=== Records provided ===

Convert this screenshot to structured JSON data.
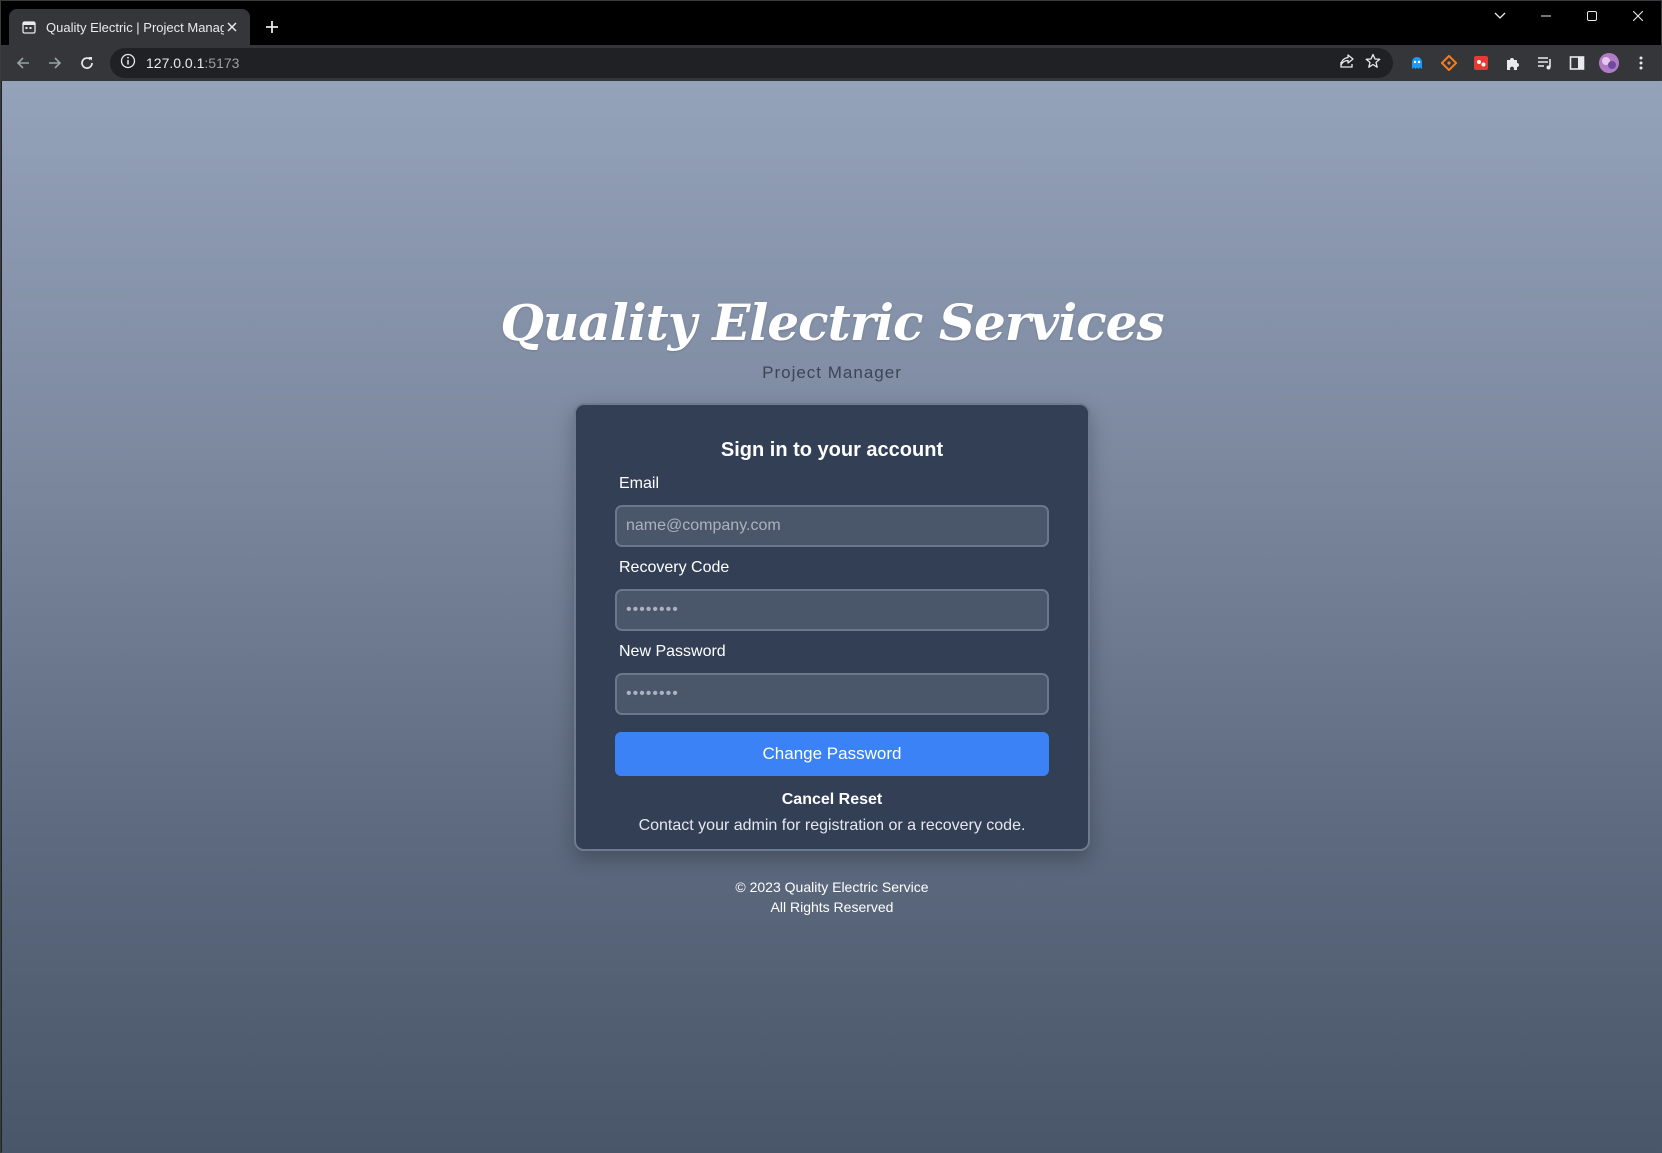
{
  "browser": {
    "tab_title": "Quality Electric | Project Manager",
    "url_host": "127.0.0.1",
    "url_port": ":5173"
  },
  "page": {
    "brand_title": "Quality Electric Services",
    "brand_subtitle": "Project Manager"
  },
  "form": {
    "heading": "Sign in to your account",
    "email_label": "Email",
    "email_placeholder": "name@company.com",
    "recovery_label": "Recovery Code",
    "recovery_placeholder": "••••••••",
    "new_password_label": "New Password",
    "new_password_placeholder": "••••••••",
    "submit_label": "Change Password",
    "cancel_label": "Cancel Reset",
    "contact_text": "Contact your admin for registration or a recovery code."
  },
  "footer": {
    "copyright": "© 2023 Quality Electric Service",
    "rights": "All Rights Reserved"
  },
  "colors": {
    "accent": "#3b82f6",
    "card_bg": "#323f55"
  }
}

===

### Problem to solve
Give an exact reproduction of every line, leaving out any picture.

### Exercise solution
Convert this screenshot to structured JSON data.
{
  "browser": {
    "tab_title": "Quality Electric | Project Manager",
    "url_host": "127.0.0.1",
    "url_port": ":5173"
  },
  "page": {
    "brand_title": "Quality Electric Services",
    "brand_subtitle": "Project Manager"
  },
  "form": {
    "heading": "Sign in to your account",
    "email_label": "Email",
    "email_placeholder": "name@company.com",
    "recovery_label": "Recovery Code",
    "recovery_placeholder": "••••••••",
    "new_password_label": "New Password",
    "new_password_placeholder": "••••••••",
    "submit_label": "Change Password",
    "cancel_label": "Cancel Reset",
    "contact_text": "Contact your admin for registration or a recovery code."
  },
  "footer": {
    "copyright": "© 2023 Quality Electric Service",
    "rights": "All Rights Reserved"
  },
  "colors": {
    "accent": "#3b82f6",
    "card_bg": "#323f55"
  }
}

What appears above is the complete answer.